### Written problem
Nothing may be dropped or altered: reproduce all the data.

(A run of records)
○ ○ ○ ○

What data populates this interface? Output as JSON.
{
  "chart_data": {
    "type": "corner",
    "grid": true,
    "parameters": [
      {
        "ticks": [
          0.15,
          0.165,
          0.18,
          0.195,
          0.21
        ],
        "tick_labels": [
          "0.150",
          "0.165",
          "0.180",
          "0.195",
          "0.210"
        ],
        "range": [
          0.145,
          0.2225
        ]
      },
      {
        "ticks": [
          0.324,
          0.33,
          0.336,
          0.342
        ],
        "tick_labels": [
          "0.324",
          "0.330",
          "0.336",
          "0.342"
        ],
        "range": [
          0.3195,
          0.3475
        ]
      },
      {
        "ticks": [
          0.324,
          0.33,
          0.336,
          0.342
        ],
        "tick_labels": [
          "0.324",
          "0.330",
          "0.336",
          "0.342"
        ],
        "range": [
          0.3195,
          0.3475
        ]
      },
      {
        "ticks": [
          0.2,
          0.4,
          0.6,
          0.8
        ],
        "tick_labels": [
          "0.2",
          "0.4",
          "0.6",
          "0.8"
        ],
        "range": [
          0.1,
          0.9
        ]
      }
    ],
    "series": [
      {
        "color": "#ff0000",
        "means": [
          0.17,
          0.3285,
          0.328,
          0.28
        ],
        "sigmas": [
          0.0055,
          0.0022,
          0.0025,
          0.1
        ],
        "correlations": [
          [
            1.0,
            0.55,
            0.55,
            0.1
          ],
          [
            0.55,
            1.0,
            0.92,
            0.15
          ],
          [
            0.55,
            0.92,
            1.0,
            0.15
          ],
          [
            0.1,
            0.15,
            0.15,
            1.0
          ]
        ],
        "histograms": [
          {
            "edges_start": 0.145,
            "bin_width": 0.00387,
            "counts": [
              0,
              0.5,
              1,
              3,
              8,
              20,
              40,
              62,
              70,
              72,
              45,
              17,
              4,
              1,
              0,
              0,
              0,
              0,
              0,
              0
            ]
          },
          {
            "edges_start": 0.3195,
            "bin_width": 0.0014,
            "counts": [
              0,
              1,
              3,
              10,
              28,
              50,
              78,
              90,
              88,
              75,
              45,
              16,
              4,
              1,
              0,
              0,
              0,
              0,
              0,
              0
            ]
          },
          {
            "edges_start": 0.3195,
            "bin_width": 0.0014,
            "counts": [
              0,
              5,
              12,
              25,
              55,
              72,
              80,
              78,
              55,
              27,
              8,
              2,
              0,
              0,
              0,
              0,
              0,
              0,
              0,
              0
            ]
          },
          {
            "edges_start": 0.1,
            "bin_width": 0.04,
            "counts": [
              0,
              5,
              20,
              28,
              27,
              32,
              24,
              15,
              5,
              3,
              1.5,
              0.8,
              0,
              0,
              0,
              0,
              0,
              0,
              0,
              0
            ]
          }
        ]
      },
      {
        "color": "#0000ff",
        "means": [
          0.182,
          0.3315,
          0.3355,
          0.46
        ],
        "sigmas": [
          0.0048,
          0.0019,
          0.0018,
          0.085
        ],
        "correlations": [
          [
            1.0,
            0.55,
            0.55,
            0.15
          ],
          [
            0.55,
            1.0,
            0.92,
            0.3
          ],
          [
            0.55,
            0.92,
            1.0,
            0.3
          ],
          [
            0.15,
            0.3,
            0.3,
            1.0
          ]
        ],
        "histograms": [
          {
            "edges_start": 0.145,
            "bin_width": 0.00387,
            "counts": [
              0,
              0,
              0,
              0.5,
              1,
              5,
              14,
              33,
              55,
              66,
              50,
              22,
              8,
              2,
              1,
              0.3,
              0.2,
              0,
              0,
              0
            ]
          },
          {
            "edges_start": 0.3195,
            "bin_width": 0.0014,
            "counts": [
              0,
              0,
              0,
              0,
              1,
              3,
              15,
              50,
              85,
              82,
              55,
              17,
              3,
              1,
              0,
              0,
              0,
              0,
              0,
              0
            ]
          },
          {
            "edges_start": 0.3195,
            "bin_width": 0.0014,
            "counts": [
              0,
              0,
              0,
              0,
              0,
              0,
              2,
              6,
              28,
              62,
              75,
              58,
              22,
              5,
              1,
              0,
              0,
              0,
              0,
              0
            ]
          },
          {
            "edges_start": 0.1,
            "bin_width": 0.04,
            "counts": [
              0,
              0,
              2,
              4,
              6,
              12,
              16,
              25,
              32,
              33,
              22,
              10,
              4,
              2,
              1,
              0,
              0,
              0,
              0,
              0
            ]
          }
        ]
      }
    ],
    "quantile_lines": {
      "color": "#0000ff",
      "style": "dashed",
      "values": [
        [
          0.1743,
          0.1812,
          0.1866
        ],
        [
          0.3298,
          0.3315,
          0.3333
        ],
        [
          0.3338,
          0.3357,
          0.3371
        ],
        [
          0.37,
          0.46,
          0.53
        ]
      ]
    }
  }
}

○ ○ ○ ○

### Worked solution
What data populates this interface? Output as JSON.
{
  "chart_data": {
    "type": "corner",
    "grid": true,
    "parameters": [
      {
        "ticks": [
          0.15,
          0.165,
          0.18,
          0.195,
          0.21
        ],
        "tick_labels": [
          "0.150",
          "0.165",
          "0.180",
          "0.195",
          "0.210"
        ],
        "range": [
          0.145,
          0.2225
        ]
      },
      {
        "ticks": [
          0.324,
          0.33,
          0.336,
          0.342
        ],
        "tick_labels": [
          "0.324",
          "0.330",
          "0.336",
          "0.342"
        ],
        "range": [
          0.3195,
          0.3475
        ]
      },
      {
        "ticks": [
          0.324,
          0.33,
          0.336,
          0.342
        ],
        "tick_labels": [
          "0.324",
          "0.330",
          "0.336",
          "0.342"
        ],
        "range": [
          0.3195,
          0.3475
        ]
      },
      {
        "ticks": [
          0.2,
          0.4,
          0.6,
          0.8
        ],
        "tick_labels": [
          "0.2",
          "0.4",
          "0.6",
          "0.8"
        ],
        "range": [
          0.1,
          0.9
        ]
      }
    ],
    "series": [
      {
        "color": "#ff0000",
        "means": [
          0.17,
          0.3285,
          0.328,
          0.28
        ],
        "sigmas": [
          0.0055,
          0.0022,
          0.0025,
          0.1
        ],
        "correlations": [
          [
            1.0,
            0.55,
            0.55,
            0.1
          ],
          [
            0.55,
            1.0,
            0.92,
            0.15
          ],
          [
            0.55,
            0.92,
            1.0,
            0.15
          ],
          [
            0.1,
            0.15,
            0.15,
            1.0
          ]
        ],
        "histograms": [
          {
            "edges_start": 0.145,
            "bin_width": 0.00387,
            "counts": [
              0,
              0.5,
              1,
              3,
              8,
              20,
              40,
              62,
              70,
              72,
              45,
              17,
              4,
              1,
              0,
              0,
              0,
              0,
              0,
              0
            ]
          },
          {
            "edges_start": 0.3195,
            "bin_width": 0.0014,
            "counts": [
              0,
              1,
              3,
              10,
              28,
              50,
              78,
              90,
              88,
              75,
              45,
              16,
              4,
              1,
              0,
              0,
              0,
              0,
              0,
              0
            ]
          },
          {
            "edges_start": 0.3195,
            "bin_width": 0.0014,
            "counts": [
              0,
              5,
              12,
              25,
              55,
              72,
              80,
              78,
              55,
              27,
              8,
              2,
              0,
              0,
              0,
              0,
              0,
              0,
              0,
              0
            ]
          },
          {
            "edges_start": 0.1,
            "bin_width": 0.04,
            "counts": [
              0,
              5,
              20,
              28,
              27,
              32,
              24,
              15,
              5,
              3,
              1.5,
              0.8,
              0,
              0,
              0,
              0,
              0,
              0,
              0,
              0
            ]
          }
        ]
      },
      {
        "color": "#0000ff",
        "means": [
          0.182,
          0.3315,
          0.3355,
          0.46
        ],
        "sigmas": [
          0.0048,
          0.0019,
          0.0018,
          0.085
        ],
        "correlations": [
          [
            1.0,
            0.55,
            0.55,
            0.15
          ],
          [
            0.55,
            1.0,
            0.92,
            0.3
          ],
          [
            0.55,
            0.92,
            1.0,
            0.3
          ],
          [
            0.15,
            0.3,
            0.3,
            1.0
          ]
        ],
        "histograms": [
          {
            "edges_start": 0.145,
            "bin_width": 0.00387,
            "counts": [
              0,
              0,
              0,
              0.5,
              1,
              5,
              14,
              33,
              55,
              66,
              50,
              22,
              8,
              2,
              1,
              0.3,
              0.2,
              0,
              0,
              0
            ]
          },
          {
            "edges_start": 0.3195,
            "bin_width": 0.0014,
            "counts": [
              0,
              0,
              0,
              0,
              1,
              3,
              15,
              50,
              85,
              82,
              55,
              17,
              3,
              1,
              0,
              0,
              0,
              0,
              0,
              0
            ]
          },
          {
            "edges_start": 0.3195,
            "bin_width": 0.0014,
            "counts": [
              0,
              0,
              0,
              0,
              0,
              0,
              2,
              6,
              28,
              62,
              75,
              58,
              22,
              5,
              1,
              0,
              0,
              0,
              0,
              0
            ]
          },
          {
            "edges_start": 0.1,
            "bin_width": 0.04,
            "counts": [
              0,
              0,
              2,
              4,
              6,
              12,
              16,
              25,
              32,
              33,
              22,
              10,
              4,
              2,
              1,
              0,
              0,
              0,
              0,
              0
            ]
          }
        ]
      }
    ],
    "quantile_lines": {
      "color": "#0000ff",
      "style": "dashed",
      "values": [
        [
          0.1743,
          0.1812,
          0.1866
        ],
        [
          0.3298,
          0.3315,
          0.3333
        ],
        [
          0.3338,
          0.3357,
          0.3371
        ],
        [
          0.37,
          0.46,
          0.53
        ]
      ]
    }
  }
}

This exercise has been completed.